Cette faculté de communication doit nous permettre de dépasser les limites organiques de nos sens, jusqu'à comprendre un jour que la distance est une illusion, qu'elle n'existe que sous la poussée de notre esprit.
– Donc, la communication serait pour toi la clef pour briser cette distance ?
– La communication pour moi a ce sens : perception doublée, parce qu'on ne peut percevoir qu'en dynamique avec la chose perçue, autrement dit : je te vois comme tu me vois, parce que je te montre comme tu me montres. Ce que je perçois de la fleur correspond à ce que je veux montrer de moi à cette fleur. Ceci est un secret que peu de « savants » veulent entendre.
– Mais lorsque tu perçois une fleur, le fais-tu en fonction de la pensée ?
– Non, mais la pensée n'est pas un obstacle, elle est un outil d'interprétation, si je me sers bien de la pensée, il n'y a aucune raison pour se glisse entre la fleur et moi. La pensée est comme un chien, si le chien est mal éduqué, il monte dans ton lit et te met dehors. Si le chien est bien éduqué, il dort sous ton lit et veille pour que tu puisses dormir en paix.
– Mais comment sais-tu lorsque tu perçois la fleur sans l'interprétation de la pensée ?
– Je ne sais pas, puisque savoir dépend de la pensée, je sens avec mon corps, ou je sais avec mon corps. Dès lors je peux aussi inviter la pensée au banquet et partager avec elle ce que mon corps sait, c'est aussi simple... (Sourire)
– Donc, tu dirais qu'il est possible de contrôler la pensée au lieu de se laisser contrôler par elle ?
– Je l'affirme ! Je le démontre aussi, chaque jour.
– Pourquoi je crois que c'est impossible ? Dans mon cas, tout ce que je fais semble être sous l'ordre d'une pensée.
– Tout ce que tu me dis, je l'ai dit aussi. Tu es sincère, sois tranquille. Tranquille et jamais au repos, comme une flèche tendue, la flèche, se pose-t-elle la question : mais où vais-je ?

Défis:
- 1) Pourriez-vous résumer le dialogue ci-dessus en deux phrases ?
- 2) Pouvez-vous renvoyer tel quel le passage du dialogue compris entre « Cette faculté de » et « cette distance ? », bornes incluses ?
- 3) Quelles réponses le dialogue ci-dessus donne-t-il aux questions suivantes ?
(a) À quel animal la pensée est-elle comparée ?
(b) Avec quoi l'interlocuteur dit-il sentir ou savoir ?
(c) Quelle image accompagne les mots « Tranquille et jamais au repos » ?

Entrées fournies:
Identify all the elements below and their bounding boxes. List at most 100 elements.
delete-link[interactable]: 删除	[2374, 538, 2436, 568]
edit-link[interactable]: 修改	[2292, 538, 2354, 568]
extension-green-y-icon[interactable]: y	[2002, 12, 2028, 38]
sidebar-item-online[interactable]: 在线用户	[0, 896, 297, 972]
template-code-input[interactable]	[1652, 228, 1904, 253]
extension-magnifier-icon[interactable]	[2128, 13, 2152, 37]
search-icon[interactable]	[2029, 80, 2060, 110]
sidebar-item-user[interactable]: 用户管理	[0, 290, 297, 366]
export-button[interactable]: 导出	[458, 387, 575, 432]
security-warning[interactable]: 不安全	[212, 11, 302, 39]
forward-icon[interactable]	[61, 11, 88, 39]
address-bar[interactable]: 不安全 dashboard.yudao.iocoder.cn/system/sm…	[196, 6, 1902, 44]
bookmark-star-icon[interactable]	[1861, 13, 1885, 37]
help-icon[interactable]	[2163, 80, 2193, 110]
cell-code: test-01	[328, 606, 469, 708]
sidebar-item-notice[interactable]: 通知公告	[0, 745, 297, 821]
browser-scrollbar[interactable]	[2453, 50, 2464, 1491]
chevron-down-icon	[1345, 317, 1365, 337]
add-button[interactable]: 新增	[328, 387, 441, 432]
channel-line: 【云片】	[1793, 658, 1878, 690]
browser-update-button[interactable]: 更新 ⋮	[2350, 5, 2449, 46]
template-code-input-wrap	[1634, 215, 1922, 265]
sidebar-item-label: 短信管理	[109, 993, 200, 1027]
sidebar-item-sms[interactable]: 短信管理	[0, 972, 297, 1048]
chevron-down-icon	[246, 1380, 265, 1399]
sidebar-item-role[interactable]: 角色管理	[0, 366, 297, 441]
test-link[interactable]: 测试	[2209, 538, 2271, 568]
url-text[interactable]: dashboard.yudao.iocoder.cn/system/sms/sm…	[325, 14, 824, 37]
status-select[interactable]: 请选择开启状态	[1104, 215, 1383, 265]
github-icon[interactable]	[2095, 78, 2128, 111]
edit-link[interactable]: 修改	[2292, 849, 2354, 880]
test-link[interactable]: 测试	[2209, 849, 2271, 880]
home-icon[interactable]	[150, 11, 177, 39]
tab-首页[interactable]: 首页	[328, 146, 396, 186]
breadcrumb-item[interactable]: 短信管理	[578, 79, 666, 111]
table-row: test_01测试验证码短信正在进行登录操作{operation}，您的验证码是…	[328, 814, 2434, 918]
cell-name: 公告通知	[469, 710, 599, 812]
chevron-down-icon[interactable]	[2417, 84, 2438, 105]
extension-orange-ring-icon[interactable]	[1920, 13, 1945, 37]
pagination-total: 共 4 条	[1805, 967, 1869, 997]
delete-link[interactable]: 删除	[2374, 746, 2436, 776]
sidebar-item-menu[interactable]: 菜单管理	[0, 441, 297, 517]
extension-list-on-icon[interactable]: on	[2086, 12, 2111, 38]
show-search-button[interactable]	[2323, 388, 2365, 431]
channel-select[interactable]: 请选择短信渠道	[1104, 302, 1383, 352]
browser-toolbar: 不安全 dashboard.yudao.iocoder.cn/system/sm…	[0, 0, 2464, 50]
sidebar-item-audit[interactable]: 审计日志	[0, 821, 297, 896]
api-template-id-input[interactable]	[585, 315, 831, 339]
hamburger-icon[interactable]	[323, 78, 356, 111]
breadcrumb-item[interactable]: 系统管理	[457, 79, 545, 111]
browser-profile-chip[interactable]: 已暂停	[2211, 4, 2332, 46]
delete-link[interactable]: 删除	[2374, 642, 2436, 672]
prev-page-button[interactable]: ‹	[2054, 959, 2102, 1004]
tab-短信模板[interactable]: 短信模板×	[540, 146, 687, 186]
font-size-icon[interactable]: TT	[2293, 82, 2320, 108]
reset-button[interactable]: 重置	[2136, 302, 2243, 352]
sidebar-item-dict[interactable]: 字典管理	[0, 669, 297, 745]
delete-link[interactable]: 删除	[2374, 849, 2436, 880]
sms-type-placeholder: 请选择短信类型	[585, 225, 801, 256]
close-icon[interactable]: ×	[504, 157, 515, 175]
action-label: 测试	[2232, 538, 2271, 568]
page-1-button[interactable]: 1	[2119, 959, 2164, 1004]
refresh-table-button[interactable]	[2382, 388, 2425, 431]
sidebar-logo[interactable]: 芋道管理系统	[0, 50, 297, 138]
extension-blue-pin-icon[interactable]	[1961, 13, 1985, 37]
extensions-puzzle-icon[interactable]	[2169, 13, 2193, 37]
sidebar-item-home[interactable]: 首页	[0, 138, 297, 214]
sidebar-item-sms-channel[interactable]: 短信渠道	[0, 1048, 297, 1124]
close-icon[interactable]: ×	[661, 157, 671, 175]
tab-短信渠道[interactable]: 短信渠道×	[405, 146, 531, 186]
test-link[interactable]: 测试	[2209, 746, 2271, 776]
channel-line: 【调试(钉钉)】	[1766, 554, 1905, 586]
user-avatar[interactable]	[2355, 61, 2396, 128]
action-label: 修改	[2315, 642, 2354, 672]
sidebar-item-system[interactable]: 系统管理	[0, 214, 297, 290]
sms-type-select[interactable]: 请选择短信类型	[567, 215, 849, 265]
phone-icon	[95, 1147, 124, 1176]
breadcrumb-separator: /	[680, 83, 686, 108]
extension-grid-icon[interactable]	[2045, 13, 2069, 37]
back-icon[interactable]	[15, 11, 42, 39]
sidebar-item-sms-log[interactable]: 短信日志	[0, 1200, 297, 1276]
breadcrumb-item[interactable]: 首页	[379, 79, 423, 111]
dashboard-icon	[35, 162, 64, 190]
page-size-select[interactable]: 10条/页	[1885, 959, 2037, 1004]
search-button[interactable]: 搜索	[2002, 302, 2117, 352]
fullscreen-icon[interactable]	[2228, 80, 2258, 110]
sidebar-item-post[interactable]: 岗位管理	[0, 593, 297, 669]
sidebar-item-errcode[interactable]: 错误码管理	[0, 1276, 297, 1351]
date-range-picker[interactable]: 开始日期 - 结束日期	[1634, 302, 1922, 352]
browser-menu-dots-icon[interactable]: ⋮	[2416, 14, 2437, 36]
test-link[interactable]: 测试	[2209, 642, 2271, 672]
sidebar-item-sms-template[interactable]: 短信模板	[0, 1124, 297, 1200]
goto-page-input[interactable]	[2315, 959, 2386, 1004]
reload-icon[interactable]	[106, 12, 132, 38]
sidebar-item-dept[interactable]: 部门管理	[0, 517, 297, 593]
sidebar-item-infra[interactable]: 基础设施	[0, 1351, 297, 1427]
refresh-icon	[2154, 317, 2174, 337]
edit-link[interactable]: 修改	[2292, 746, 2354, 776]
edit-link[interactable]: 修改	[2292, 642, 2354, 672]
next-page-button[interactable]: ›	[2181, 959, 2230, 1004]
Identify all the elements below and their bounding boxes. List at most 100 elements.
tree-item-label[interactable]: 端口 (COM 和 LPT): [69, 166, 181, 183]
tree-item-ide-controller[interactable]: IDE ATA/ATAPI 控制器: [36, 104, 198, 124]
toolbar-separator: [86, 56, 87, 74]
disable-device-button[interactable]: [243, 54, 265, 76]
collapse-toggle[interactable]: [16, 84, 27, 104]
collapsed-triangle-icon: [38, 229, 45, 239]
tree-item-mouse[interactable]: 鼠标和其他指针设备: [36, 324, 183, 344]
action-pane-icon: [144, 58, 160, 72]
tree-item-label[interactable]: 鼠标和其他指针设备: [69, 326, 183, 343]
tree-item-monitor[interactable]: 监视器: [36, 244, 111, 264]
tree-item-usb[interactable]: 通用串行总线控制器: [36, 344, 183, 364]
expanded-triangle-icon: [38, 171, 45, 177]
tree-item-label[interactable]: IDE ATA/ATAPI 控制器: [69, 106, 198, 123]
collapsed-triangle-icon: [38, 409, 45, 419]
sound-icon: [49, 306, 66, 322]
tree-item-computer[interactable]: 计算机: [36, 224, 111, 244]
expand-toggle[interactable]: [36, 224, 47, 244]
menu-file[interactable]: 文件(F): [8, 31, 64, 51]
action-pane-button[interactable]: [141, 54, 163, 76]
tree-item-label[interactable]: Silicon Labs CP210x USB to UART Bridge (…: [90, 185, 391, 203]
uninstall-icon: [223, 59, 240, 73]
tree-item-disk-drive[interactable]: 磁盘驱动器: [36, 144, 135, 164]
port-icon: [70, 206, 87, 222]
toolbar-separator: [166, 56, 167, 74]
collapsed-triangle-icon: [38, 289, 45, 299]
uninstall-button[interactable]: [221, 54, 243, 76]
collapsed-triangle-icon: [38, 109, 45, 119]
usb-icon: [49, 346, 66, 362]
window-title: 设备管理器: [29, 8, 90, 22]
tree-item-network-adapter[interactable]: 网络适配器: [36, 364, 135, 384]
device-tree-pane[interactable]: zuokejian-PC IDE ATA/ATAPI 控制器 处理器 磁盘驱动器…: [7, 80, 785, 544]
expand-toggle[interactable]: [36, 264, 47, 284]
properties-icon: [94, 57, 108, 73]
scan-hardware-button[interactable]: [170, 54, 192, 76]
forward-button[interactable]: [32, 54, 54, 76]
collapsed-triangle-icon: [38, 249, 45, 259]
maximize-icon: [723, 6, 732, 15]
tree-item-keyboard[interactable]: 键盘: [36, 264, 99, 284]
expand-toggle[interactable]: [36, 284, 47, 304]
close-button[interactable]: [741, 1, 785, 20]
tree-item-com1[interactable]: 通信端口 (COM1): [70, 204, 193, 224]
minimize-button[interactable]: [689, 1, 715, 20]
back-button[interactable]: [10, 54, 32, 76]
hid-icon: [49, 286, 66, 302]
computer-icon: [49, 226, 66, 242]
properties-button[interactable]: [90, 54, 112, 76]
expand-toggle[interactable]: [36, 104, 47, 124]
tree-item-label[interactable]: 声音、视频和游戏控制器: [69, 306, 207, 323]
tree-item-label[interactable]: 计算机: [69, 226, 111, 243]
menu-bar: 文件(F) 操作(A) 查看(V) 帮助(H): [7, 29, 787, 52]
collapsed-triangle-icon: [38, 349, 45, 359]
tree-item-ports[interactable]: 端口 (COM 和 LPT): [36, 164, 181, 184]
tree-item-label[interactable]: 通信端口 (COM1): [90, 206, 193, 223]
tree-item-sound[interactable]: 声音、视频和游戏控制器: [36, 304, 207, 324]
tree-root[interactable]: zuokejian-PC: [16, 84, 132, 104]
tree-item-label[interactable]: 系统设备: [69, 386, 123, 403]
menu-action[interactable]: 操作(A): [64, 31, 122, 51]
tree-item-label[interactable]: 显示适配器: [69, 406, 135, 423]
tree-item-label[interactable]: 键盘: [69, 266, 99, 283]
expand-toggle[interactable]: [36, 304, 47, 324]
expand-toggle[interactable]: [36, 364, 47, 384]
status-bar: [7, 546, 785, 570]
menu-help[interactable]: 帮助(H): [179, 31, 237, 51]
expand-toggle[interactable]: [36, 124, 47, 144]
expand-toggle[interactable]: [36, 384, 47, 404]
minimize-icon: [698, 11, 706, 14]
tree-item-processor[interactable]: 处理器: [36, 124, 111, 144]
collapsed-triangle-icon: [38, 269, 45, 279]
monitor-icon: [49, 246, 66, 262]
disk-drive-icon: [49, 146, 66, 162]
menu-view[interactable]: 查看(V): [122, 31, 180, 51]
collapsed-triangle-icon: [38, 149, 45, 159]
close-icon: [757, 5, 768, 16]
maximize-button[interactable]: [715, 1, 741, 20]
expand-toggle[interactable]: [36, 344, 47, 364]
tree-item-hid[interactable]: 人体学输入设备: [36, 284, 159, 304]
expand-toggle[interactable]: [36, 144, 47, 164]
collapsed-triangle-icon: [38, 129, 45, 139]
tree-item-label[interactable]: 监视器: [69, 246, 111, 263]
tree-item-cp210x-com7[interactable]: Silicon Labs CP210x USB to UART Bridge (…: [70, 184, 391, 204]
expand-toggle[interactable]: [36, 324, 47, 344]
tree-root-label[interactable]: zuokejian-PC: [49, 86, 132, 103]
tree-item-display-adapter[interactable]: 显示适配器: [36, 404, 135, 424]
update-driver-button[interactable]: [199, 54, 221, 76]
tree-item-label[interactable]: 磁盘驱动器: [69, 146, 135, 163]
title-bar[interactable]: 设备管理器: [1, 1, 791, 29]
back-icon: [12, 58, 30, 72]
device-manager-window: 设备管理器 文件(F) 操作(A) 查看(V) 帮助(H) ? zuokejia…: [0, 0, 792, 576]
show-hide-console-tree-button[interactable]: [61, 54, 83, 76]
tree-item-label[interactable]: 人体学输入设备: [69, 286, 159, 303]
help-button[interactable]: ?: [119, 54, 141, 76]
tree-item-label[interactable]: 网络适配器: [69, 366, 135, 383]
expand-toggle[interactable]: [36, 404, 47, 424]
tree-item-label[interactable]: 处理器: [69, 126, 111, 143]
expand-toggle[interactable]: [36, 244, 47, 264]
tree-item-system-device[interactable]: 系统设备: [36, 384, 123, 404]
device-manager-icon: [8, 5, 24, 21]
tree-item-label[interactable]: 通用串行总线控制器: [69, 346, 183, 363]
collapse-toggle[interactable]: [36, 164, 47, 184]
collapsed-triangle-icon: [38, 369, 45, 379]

Résultats par tâche:
- 1) Dans le dialogue, la communication est décrite comme une perception doublée, où ce que l'on perçoit de la fleur correspond à ce que l'on veut lui montrer de soi, et la pensée comme un outil d'interprétation, semblable à un chien qui, bien éduqué, veille au lieu de gêner. L'un des interlocuteurs affirme qu'on peut contrôler la pensée au lieu de se laisser contrôler par elle, tandis que l'autre croit cela impossible, car tout ce qu'il fait semble obéir à une pensée.

- 2)
Cette faculté de communication doit nous permettre de dépasser les limites organiques de nos sens, jusqu'à comprendre un jour que la distance est une illusion, qu'elle n'existe que sous la poussée de notre esprit.
– Donc, la communication serait pour toi la clef pour briser cette distance ?

- 3)
(a) À un chien.
(b) Avec son corps.
(c) Une flèche tendue.